**Required task**
Will you write out the data exactly, excluding every picture?

**Dataset records**
--------
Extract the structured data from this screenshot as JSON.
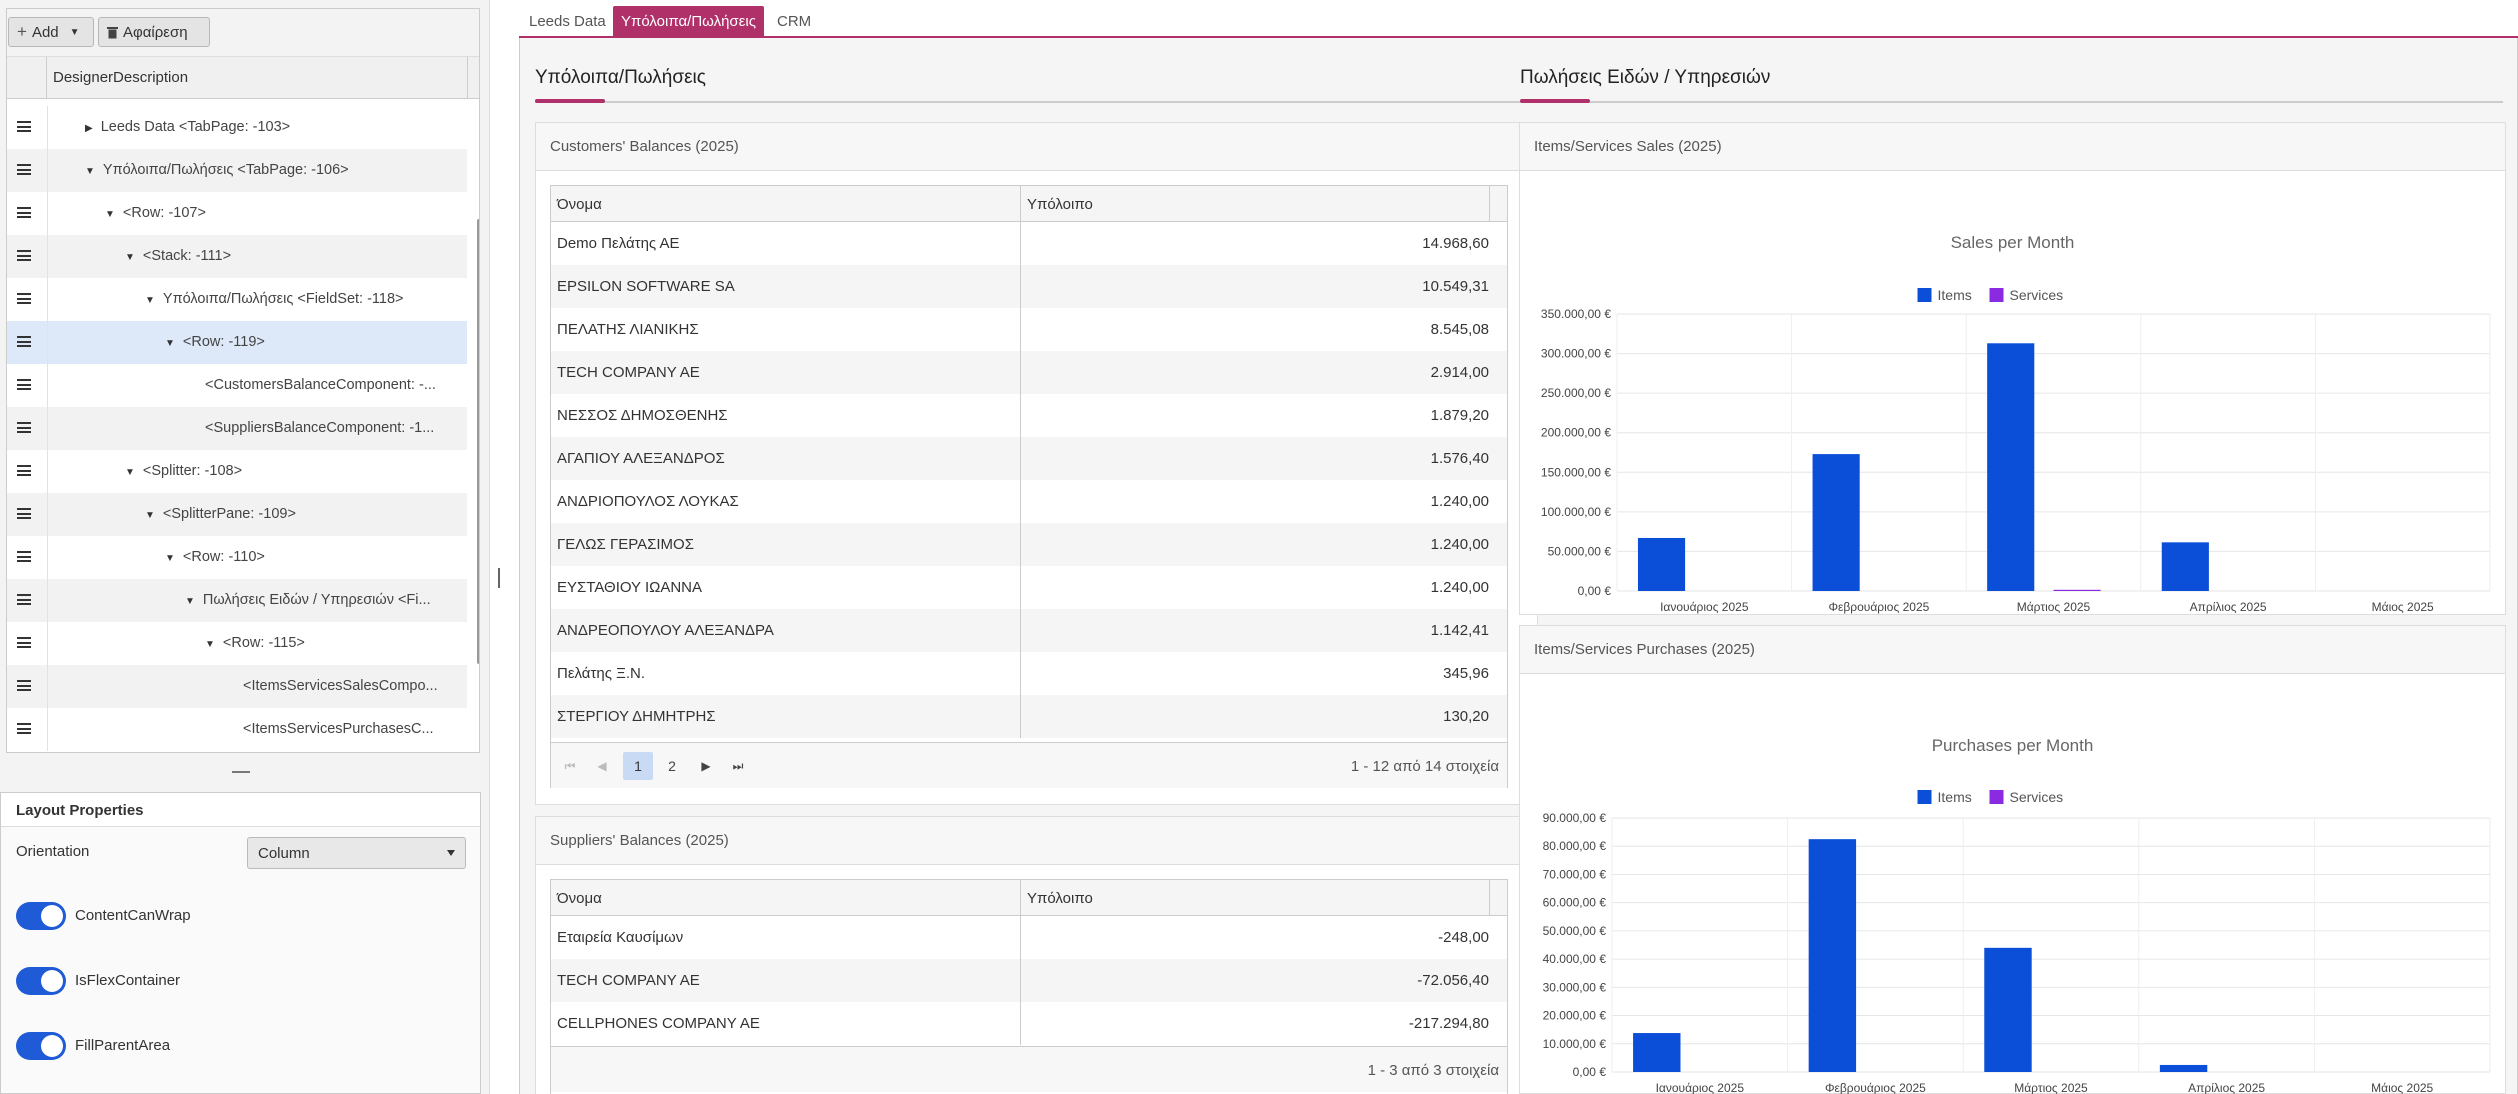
{
  "left_panel": {
    "toolbar": {
      "add_label": "Add",
      "remove_label": "Αφαίρεση"
    },
    "tree": {
      "column_header": "DesignerDescription",
      "rows": [
        {
          "label": "Leeds Data <TabPage: -103>",
          "expanded": false
        },
        {
          "label": "Υπόλοιπα/Πωλήσεις <TabPage: -106>",
          "expanded": true
        },
        {
          "label": "<Row: -107>",
          "expanded": true
        },
        {
          "label": "<Stack: -111>",
          "expanded": true
        },
        {
          "label": "Υπόλοιπα/Πωλήσεις <FieldSet: -118>",
          "expanded": true
        },
        {
          "label": "<Row: -119>",
          "expanded": true,
          "selected": true
        },
        {
          "label": "<CustomersBalanceComponent: -..."
        },
        {
          "label": "<SuppliersBalanceComponent: -1..."
        },
        {
          "label": "<Splitter: -108>",
          "expanded": true
        },
        {
          "label": "<SplitterPane: -109>",
          "expanded": true
        },
        {
          "label": "<Row: -110>",
          "expanded": true
        },
        {
          "label": "Πωλήσεις Ειδών / Υπηρεσιών <Fi...",
          "expanded": true
        },
        {
          "label": "<Row: -115>",
          "expanded": true
        },
        {
          "label": "<ItemsServicesSalesCompo..."
        },
        {
          "label": "<ItemsServicesPurchasesC..."
        }
      ]
    },
    "layout_properties": {
      "title": "Layout Properties",
      "orientation_label": "Orientation",
      "orientation_value": "Column",
      "toggles": [
        {
          "label": "ContentCanWrap",
          "on": true
        },
        {
          "label": "IsFlexContainer",
          "on": true
        },
        {
          "label": "FillParentArea",
          "on": true
        }
      ]
    }
  },
  "tabs": [
    {
      "label": "Leeds Data",
      "active": false
    },
    {
      "label": "Υπόλοιπα/Πωλήσεις",
      "active": true
    },
    {
      "label": "CRM",
      "active": false
    }
  ],
  "balances_section": {
    "title": "Υπόλοιπα/Πωλήσεις",
    "customers": {
      "title": "Customers' Balances (2025)",
      "col_name": "Όνομα",
      "col_balance": "Υπόλοιπο",
      "rows": [
        {
          "name": "Demo Πελάτης ΑΕ",
          "balance": "14.968,60"
        },
        {
          "name": "EPSILON SOFTWARE SA",
          "balance": "10.549,31"
        },
        {
          "name": "ΠΕΛΑΤΗΣ ΛΙΑΝΙΚΗΣ",
          "balance": "8.545,08"
        },
        {
          "name": "TECH COMPANY AE",
          "balance": "2.914,00"
        },
        {
          "name": "ΝΕΣΣΟΣ ΔΗΜΟΣΘΕΝΗΣ",
          "balance": "1.879,20"
        },
        {
          "name": "ΑΓΑΠΙΟΥ ΑΛΕΞΑΝΔΡΟΣ",
          "balance": "1.576,40"
        },
        {
          "name": "ΑΝΔΡΙΟΠΟΥΛΟΣ ΛΟΥΚΑΣ",
          "balance": "1.240,00"
        },
        {
          "name": "ΓΕΛΩΣ ΓΕΡΑΣΙΜΟΣ",
          "balance": "1.240,00"
        },
        {
          "name": "ΕΥΣΤΑΘΙΟΥ ΙΩΑΝΝΑ",
          "balance": "1.240,00"
        },
        {
          "name": "ΑΝΔΡΕΟΠΟΥΛΟΥ ΑΛΕΞΑΝΔΡΑ",
          "balance": "1.142,41"
        },
        {
          "name": "Πελάτης Ξ.Ν.",
          "balance": "345,96"
        },
        {
          "name": "ΣΤΕΡΓΙΟΥ ΔΗΜΗΤΡΗΣ",
          "balance": "130,20"
        }
      ],
      "pager": {
        "current_page": "1",
        "other_page": "2",
        "info": "1 - 12 από 14 στοιχεία"
      }
    },
    "suppliers": {
      "title": "Suppliers' Balances (2025)",
      "col_name": "Όνομα",
      "col_balance": "Υπόλοιπο",
      "rows": [
        {
          "name": "Εταιρεία Καυσίμων",
          "balance": "-248,00"
        },
        {
          "name": "TECH COMPANY AE",
          "balance": "-72.056,40"
        },
        {
          "name": "CELLPHONES COMPANY AE",
          "balance": "-217.294,80"
        }
      ],
      "pager": {
        "info": "1 - 3 από 3 στοιχεία"
      }
    }
  },
  "sales_section": {
    "title": "Πωλήσεις Ειδών / Υπηρεσιών",
    "sales_panel_title": "Items/Services Sales (2025)",
    "purchases_panel_title": "Items/Services Purchases (2025)"
  },
  "colors": {
    "accent": "#b0306a",
    "items": "#0b4fd8",
    "services": "#8a2be2",
    "toggle": "#1f5bd6"
  },
  "chart_data": [
    {
      "type": "bar",
      "title": "Sales per Month",
      "categories": [
        "Ιανουάριος 2025",
        "Φεβρουάριος 2025",
        "Μάρτιος 2025",
        "Απρίλιος 2025",
        "Μάιος 2025"
      ],
      "series": [
        {
          "name": "Items",
          "values": [
            67000,
            173000,
            313000,
            61500,
            0
          ]
        },
        {
          "name": "Services",
          "values": [
            0,
            0,
            1500,
            0,
            0
          ]
        }
      ],
      "ylim": [
        0,
        350000
      ],
      "yticks": [
        "0,00 €",
        "50.000,00 €",
        "100.000,00 €",
        "150.000,00 €",
        "200.000,00 €",
        "250.000,00 €",
        "300.000,00 €",
        "350.000,00 €"
      ],
      "legend": "top"
    },
    {
      "type": "bar",
      "title": "Purchases per Month",
      "categories": [
        "Ιανουάριος 2025",
        "Φεβρουάριος 2025",
        "Μάρτιος 2025",
        "Απρίλιος 2025",
        "Μάιος 2025"
      ],
      "series": [
        {
          "name": "Items",
          "values": [
            13800,
            82500,
            44000,
            2500,
            0
          ]
        },
        {
          "name": "Services",
          "values": [
            0,
            0,
            0,
            0,
            0
          ]
        }
      ],
      "ylim": [
        0,
        90000
      ],
      "yticks": [
        "0,00 €",
        "10.000,00 €",
        "20.000,00 €",
        "30.000,00 €",
        "40.000,00 €",
        "50.000,00 €",
        "60.000,00 €",
        "70.000,00 €",
        "80.000,00 €",
        "90.000,00 €"
      ],
      "legend": "top"
    }
  ]
}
--------
**Solution to this task**
Extract the structured data from this screenshot as JSON.
{
  "left_panel": {
    "toolbar": {
      "add_label": "Add",
      "remove_label": "Αφαίρεση"
    },
    "tree": {
      "column_header": "DesignerDescription",
      "rows": [
        {
          "label": "Leeds Data <TabPage: -103>",
          "expanded": false
        },
        {
          "label": "Υπόλοιπα/Πωλήσεις <TabPage: -106>",
          "expanded": true
        },
        {
          "label": "<Row: -107>",
          "expanded": true
        },
        {
          "label": "<Stack: -111>",
          "expanded": true
        },
        {
          "label": "Υπόλοιπα/Πωλήσεις <FieldSet: -118>",
          "expanded": true
        },
        {
          "label": "<Row: -119>",
          "expanded": true,
          "selected": true
        },
        {
          "label": "<CustomersBalanceComponent: -..."
        },
        {
          "label": "<SuppliersBalanceComponent: -1..."
        },
        {
          "label": "<Splitter: -108>",
          "expanded": true
        },
        {
          "label": "<SplitterPane: -109>",
          "expanded": true
        },
        {
          "label": "<Row: -110>",
          "expanded": true
        },
        {
          "label": "Πωλήσεις Ειδών / Υπηρεσιών <Fi...",
          "expanded": true
        },
        {
          "label": "<Row: -115>",
          "expanded": true
        },
        {
          "label": "<ItemsServicesSalesCompo..."
        },
        {
          "label": "<ItemsServicesPurchasesC..."
        }
      ]
    },
    "layout_properties": {
      "title": "Layout Properties",
      "orientation_label": "Orientation",
      "orientation_value": "Column",
      "toggles": [
        {
          "label": "ContentCanWrap",
          "on": true
        },
        {
          "label": "IsFlexContainer",
          "on": true
        },
        {
          "label": "FillParentArea",
          "on": true
        }
      ]
    }
  },
  "tabs": [
    {
      "label": "Leeds Data",
      "active": false
    },
    {
      "label": "Υπόλοιπα/Πωλήσεις",
      "active": true
    },
    {
      "label": "CRM",
      "active": false
    }
  ],
  "balances_section": {
    "title": "Υπόλοιπα/Πωλήσεις",
    "customers": {
      "title": "Customers' Balances (2025)",
      "col_name": "Όνομα",
      "col_balance": "Υπόλοιπο",
      "rows": [
        {
          "name": "Demo Πελάτης ΑΕ",
          "balance": "14.968,60"
        },
        {
          "name": "EPSILON SOFTWARE SA",
          "balance": "10.549,31"
        },
        {
          "name": "ΠΕΛΑΤΗΣ ΛΙΑΝΙΚΗΣ",
          "balance": "8.545,08"
        },
        {
          "name": "TECH COMPANY AE",
          "balance": "2.914,00"
        },
        {
          "name": "ΝΕΣΣΟΣ ΔΗΜΟΣΘΕΝΗΣ",
          "balance": "1.879,20"
        },
        {
          "name": "ΑΓΑΠΙΟΥ ΑΛΕΞΑΝΔΡΟΣ",
          "balance": "1.576,40"
        },
        {
          "name": "ΑΝΔΡΙΟΠΟΥΛΟΣ ΛΟΥΚΑΣ",
          "balance": "1.240,00"
        },
        {
          "name": "ΓΕΛΩΣ ΓΕΡΑΣΙΜΟΣ",
          "balance": "1.240,00"
        },
        {
          "name": "ΕΥΣΤΑΘΙΟΥ ΙΩΑΝΝΑ",
          "balance": "1.240,00"
        },
        {
          "name": "ΑΝΔΡΕΟΠΟΥΛΟΥ ΑΛΕΞΑΝΔΡΑ",
          "balance": "1.142,41"
        },
        {
          "name": "Πελάτης Ξ.Ν.",
          "balance": "345,96"
        },
        {
          "name": "ΣΤΕΡΓΙΟΥ ΔΗΜΗΤΡΗΣ",
          "balance": "130,20"
        }
      ],
      "pager": {
        "current_page": "1",
        "other_page": "2",
        "info": "1 - 12 από 14 στοιχεία"
      }
    },
    "suppliers": {
      "title": "Suppliers' Balances (2025)",
      "col_name": "Όνομα",
      "col_balance": "Υπόλοιπο",
      "rows": [
        {
          "name": "Εταιρεία Καυσίμων",
          "balance": "-248,00"
        },
        {
          "name": "TECH COMPANY AE",
          "balance": "-72.056,40"
        },
        {
          "name": "CELLPHONES COMPANY AE",
          "balance": "-217.294,80"
        }
      ],
      "pager": {
        "info": "1 - 3 από 3 στοιχεία"
      }
    }
  },
  "sales_section": {
    "title": "Πωλήσεις Ειδών / Υπηρεσιών",
    "sales_panel_title": "Items/Services Sales (2025)",
    "purchases_panel_title": "Items/Services Purchases (2025)"
  },
  "colors": {
    "accent": "#b0306a",
    "items": "#0b4fd8",
    "services": "#8a2be2",
    "toggle": "#1f5bd6"
  },
  "chart_data": [
    {
      "type": "bar",
      "title": "Sales per Month",
      "categories": [
        "Ιανουάριος 2025",
        "Φεβρουάριος 2025",
        "Μάρτιος 2025",
        "Απρίλιος 2025",
        "Μάιος 2025"
      ],
      "series": [
        {
          "name": "Items",
          "values": [
            67000,
            173000,
            313000,
            61500,
            0
          ]
        },
        {
          "name": "Services",
          "values": [
            0,
            0,
            1500,
            0,
            0
          ]
        }
      ],
      "ylim": [
        0,
        350000
      ],
      "yticks": [
        "0,00 €",
        "50.000,00 €",
        "100.000,00 €",
        "150.000,00 €",
        "200.000,00 €",
        "250.000,00 €",
        "300.000,00 €",
        "350.000,00 €"
      ],
      "legend": "top"
    },
    {
      "type": "bar",
      "title": "Purchases per Month",
      "categories": [
        "Ιανουάριος 2025",
        "Φεβρουάριος 2025",
        "Μάρτιος 2025",
        "Απρίλιος 2025",
        "Μάιος 2025"
      ],
      "series": [
        {
          "name": "Items",
          "values": [
            13800,
            82500,
            44000,
            2500,
            0
          ]
        },
        {
          "name": "Services",
          "values": [
            0,
            0,
            0,
            0,
            0
          ]
        }
      ],
      "ylim": [
        0,
        90000
      ],
      "yticks": [
        "0,00 €",
        "10.000,00 €",
        "20.000,00 €",
        "30.000,00 €",
        "40.000,00 €",
        "50.000,00 €",
        "60.000,00 €",
        "70.000,00 €",
        "80.000,00 €",
        "90.000,00 €"
      ],
      "legend": "top"
    }
  ]
}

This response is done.